- **Task inputs**:
◇ ◇ ◇ ◇ ◇ ◇ ◇

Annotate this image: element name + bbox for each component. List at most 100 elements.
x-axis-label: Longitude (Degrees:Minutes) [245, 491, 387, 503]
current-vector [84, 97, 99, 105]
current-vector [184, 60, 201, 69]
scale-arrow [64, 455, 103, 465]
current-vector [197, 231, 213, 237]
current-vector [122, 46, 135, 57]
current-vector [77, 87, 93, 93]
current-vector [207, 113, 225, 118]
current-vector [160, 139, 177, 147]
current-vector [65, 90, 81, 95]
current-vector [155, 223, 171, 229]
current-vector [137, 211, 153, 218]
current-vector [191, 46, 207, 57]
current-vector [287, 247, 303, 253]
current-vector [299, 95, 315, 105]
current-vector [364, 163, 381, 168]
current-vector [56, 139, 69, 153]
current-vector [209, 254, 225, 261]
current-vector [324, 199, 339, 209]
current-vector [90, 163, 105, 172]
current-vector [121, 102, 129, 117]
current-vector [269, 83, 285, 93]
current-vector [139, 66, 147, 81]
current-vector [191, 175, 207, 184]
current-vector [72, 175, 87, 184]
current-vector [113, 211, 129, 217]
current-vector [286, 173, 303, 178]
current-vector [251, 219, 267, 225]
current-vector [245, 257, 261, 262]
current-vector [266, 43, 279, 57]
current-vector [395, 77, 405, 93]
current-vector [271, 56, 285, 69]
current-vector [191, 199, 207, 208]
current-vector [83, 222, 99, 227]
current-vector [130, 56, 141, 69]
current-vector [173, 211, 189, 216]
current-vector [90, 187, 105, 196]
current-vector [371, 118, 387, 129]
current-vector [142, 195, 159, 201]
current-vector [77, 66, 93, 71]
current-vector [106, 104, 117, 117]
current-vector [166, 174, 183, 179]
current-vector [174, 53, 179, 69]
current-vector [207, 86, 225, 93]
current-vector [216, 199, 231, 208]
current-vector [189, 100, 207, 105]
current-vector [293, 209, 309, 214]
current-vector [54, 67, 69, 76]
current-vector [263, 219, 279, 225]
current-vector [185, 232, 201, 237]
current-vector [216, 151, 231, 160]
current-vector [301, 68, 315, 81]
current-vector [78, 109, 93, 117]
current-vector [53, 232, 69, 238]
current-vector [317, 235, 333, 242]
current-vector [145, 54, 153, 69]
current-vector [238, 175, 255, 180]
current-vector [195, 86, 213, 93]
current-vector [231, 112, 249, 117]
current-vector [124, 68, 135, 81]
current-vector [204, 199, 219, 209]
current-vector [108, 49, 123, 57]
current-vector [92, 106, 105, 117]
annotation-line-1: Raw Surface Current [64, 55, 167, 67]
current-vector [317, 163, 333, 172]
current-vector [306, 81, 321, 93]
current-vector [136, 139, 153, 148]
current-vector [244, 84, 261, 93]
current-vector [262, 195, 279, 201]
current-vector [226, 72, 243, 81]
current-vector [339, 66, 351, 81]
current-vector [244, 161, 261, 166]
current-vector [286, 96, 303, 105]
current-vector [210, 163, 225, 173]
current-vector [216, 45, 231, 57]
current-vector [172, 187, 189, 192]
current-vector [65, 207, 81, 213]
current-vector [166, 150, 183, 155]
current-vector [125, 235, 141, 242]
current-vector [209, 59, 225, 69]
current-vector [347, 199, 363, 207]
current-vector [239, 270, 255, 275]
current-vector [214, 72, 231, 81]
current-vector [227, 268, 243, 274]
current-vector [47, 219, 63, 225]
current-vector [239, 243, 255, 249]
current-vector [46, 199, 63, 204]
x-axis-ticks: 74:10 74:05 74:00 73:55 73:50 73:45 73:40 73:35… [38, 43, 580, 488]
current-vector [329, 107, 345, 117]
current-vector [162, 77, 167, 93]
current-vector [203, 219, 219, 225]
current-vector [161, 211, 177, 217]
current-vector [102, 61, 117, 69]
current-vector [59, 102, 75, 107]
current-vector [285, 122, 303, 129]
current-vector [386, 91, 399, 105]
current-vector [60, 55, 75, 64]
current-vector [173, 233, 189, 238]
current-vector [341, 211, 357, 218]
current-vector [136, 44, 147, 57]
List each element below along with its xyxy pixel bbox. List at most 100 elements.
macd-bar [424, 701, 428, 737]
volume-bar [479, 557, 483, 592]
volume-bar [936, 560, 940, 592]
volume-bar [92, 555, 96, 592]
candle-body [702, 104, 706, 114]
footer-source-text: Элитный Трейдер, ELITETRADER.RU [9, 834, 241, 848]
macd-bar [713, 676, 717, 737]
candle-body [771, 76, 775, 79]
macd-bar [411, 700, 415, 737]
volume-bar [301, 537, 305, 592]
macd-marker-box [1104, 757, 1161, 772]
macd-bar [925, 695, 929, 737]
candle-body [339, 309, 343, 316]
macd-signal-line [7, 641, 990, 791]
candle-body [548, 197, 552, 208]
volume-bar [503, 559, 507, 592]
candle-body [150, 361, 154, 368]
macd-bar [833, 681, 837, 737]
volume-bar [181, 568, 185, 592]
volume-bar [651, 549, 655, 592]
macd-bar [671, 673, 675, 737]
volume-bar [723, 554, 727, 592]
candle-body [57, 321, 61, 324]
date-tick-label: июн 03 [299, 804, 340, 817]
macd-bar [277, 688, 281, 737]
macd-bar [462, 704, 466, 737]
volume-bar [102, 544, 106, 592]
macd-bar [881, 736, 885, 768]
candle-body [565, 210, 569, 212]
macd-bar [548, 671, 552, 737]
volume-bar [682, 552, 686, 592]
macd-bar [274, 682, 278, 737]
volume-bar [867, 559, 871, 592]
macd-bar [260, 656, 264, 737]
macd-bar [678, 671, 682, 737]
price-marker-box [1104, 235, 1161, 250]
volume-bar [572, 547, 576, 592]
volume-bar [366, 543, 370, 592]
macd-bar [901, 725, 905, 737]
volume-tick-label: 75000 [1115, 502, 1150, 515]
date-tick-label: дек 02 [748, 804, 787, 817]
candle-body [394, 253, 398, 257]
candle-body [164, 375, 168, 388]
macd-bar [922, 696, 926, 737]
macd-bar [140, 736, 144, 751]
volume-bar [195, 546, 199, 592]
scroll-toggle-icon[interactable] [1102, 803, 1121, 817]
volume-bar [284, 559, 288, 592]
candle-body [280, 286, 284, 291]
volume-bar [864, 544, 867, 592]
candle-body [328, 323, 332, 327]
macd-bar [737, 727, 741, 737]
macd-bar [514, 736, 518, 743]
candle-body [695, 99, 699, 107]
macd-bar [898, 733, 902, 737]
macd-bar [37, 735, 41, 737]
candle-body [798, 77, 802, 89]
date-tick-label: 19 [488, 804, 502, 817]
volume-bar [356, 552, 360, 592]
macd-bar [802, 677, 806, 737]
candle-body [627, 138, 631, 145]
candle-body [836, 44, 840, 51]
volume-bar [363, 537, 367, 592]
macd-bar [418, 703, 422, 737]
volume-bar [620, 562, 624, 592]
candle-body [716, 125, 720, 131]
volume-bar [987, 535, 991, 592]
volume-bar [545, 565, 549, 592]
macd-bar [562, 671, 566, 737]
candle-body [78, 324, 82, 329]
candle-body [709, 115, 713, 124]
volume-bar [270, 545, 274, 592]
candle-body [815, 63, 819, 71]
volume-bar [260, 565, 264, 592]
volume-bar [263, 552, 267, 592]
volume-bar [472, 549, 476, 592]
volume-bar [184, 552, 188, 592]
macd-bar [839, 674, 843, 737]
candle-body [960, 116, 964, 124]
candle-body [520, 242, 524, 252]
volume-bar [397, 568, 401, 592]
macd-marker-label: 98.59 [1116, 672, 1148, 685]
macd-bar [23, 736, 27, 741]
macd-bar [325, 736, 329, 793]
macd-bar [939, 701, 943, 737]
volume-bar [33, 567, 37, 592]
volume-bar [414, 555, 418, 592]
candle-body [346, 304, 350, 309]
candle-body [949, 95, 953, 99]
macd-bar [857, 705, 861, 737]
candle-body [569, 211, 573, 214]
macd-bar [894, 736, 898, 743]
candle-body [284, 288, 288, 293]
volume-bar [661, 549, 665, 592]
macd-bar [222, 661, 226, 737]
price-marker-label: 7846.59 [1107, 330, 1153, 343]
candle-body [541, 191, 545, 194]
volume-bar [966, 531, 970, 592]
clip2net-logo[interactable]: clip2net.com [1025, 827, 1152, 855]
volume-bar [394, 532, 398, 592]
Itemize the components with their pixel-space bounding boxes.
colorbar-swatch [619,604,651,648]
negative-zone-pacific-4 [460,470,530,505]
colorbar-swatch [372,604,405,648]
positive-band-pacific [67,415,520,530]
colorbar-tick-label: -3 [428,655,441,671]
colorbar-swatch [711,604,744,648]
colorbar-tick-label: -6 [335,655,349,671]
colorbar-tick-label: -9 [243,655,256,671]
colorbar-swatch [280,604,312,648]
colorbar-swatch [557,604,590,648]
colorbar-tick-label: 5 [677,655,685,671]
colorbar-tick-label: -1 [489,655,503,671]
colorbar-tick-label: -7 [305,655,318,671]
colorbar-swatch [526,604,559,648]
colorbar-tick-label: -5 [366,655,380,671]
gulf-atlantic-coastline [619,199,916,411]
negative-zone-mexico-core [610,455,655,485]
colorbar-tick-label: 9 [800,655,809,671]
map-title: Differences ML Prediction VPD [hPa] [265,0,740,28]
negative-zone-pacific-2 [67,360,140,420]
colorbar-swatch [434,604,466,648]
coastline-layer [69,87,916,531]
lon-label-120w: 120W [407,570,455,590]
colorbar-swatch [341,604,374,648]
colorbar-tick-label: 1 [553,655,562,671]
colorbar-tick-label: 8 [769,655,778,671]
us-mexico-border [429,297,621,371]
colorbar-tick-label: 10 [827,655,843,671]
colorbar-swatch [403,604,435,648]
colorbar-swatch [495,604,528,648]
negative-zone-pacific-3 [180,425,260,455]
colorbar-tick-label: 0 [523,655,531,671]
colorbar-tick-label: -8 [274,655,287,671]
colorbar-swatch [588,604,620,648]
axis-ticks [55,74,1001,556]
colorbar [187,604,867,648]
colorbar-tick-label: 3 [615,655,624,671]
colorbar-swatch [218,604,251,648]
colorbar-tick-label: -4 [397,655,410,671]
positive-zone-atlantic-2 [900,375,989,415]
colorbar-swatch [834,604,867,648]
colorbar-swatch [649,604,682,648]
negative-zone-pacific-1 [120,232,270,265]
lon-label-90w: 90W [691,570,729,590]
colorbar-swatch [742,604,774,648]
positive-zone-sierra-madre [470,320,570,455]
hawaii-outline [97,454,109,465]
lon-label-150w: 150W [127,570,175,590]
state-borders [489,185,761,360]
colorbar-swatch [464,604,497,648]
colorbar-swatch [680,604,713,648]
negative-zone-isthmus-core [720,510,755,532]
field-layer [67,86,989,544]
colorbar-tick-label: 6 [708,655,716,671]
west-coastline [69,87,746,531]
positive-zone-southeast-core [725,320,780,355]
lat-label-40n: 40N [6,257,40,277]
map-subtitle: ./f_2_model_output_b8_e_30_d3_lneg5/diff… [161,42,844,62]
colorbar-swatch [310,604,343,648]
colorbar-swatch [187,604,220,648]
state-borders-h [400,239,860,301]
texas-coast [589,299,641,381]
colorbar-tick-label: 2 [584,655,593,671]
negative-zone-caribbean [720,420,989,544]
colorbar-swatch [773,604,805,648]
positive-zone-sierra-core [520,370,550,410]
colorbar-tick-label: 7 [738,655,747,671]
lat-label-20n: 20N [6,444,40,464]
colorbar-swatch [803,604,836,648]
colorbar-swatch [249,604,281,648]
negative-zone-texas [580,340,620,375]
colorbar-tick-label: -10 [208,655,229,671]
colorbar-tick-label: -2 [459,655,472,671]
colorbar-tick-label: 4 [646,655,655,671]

◇ ◇ ◇ ◇ ◇ ◇ ◇

Rewrite the records from the first line through the line containing "current-vector [53, 232, 69, 238]", swapping "Longitude (Degrees:Minutes)" for "Longitude (Decimal Degrees)" and leaving everything else as it is.

Annotate this image: element name + bbox for each component. List at most 100 elements.
x-axis-label: Longitude (Decimal Degrees) [245, 491, 387, 503]
current-vector [84, 97, 99, 105]
current-vector [184, 60, 201, 69]
scale-arrow [64, 455, 103, 465]
current-vector [197, 231, 213, 237]
current-vector [122, 46, 135, 57]
current-vector [77, 87, 93, 93]
current-vector [207, 113, 225, 118]
current-vector [160, 139, 177, 147]
current-vector [65, 90, 81, 95]
current-vector [155, 223, 171, 229]
current-vector [137, 211, 153, 218]
current-vector [191, 46, 207, 57]
current-vector [287, 247, 303, 253]
current-vector [299, 95, 315, 105]
current-vector [364, 163, 381, 168]
current-vector [56, 139, 69, 153]
current-vector [209, 254, 225, 261]
current-vector [324, 199, 339, 209]
current-vector [90, 163, 105, 172]
current-vector [121, 102, 129, 117]
current-vector [269, 83, 285, 93]
current-vector [139, 66, 147, 81]
current-vector [191, 175, 207, 184]
current-vector [72, 175, 87, 184]
current-vector [113, 211, 129, 217]
current-vector [286, 173, 303, 178]
current-vector [251, 219, 267, 225]
current-vector [245, 257, 261, 262]
current-vector [266, 43, 279, 57]
current-vector [395, 77, 405, 93]
current-vector [271, 56, 285, 69]
current-vector [191, 199, 207, 208]
current-vector [83, 222, 99, 227]
current-vector [130, 56, 141, 69]
current-vector [173, 211, 189, 216]
current-vector [90, 187, 105, 196]
current-vector [371, 118, 387, 129]
current-vector [142, 195, 159, 201]
current-vector [77, 66, 93, 71]
current-vector [106, 104, 117, 117]
current-vector [166, 174, 183, 179]
current-vector [174, 53, 179, 69]
current-vector [207, 86, 225, 93]
current-vector [216, 199, 231, 208]
current-vector [189, 100, 207, 105]
current-vector [293, 209, 309, 214]
current-vector [54, 67, 69, 76]
current-vector [263, 219, 279, 225]
current-vector [185, 232, 201, 237]
current-vector [216, 151, 231, 160]
current-vector [301, 68, 315, 81]
current-vector [78, 109, 93, 117]
current-vector [53, 232, 69, 238]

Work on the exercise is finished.